**WHAT IS REQUIRED**
Transcribe every entry below word for word, but skip the pictures.

**RECORD LIST**
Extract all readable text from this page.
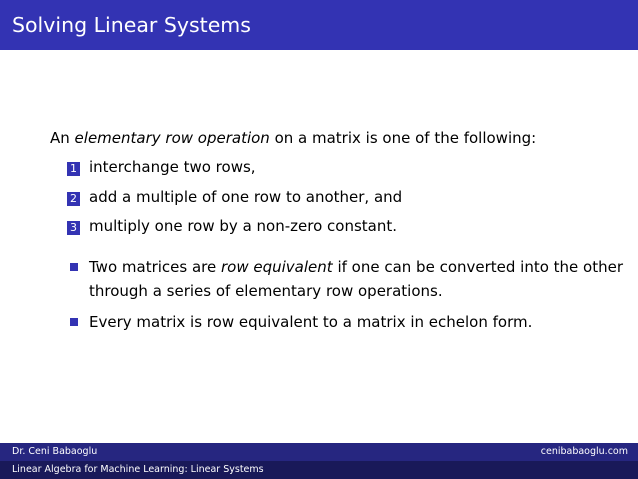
Solving Linear Systems
An elementary row operation on a matrix is one of the following:
1 interchange two rows,
2 add a multiple of one row to another, and
3 multiply one row by a non-zero constant.
Two matrices are row equivalent if one can be converted into the other through a series of elementary row operations.
Every matrix is row equivalent to a matrix in echelon form.
Dr. Ceni Babaoglu	cenibabaoglu.com
Linear Algebra for Machine Learning: Linear Systems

**SOLVED PROBLEM**
Extract all readable text from this page.
Solving Linear Systems
An elementary row operation on a matrix is one of the following:
1 interchange two rows,
2 add a multiple of one row to another, and
3 multiply one row by a non-zero constant.
Two matrices are row equivalent if one can be converted into the other through a series of elementary row operations.
Every matrix is row equivalent to a matrix in echelon form.
Dr. Ceni Babaoglu	cenibabaoglu.com
Linear Algebra for Machine Learning: Linear Systems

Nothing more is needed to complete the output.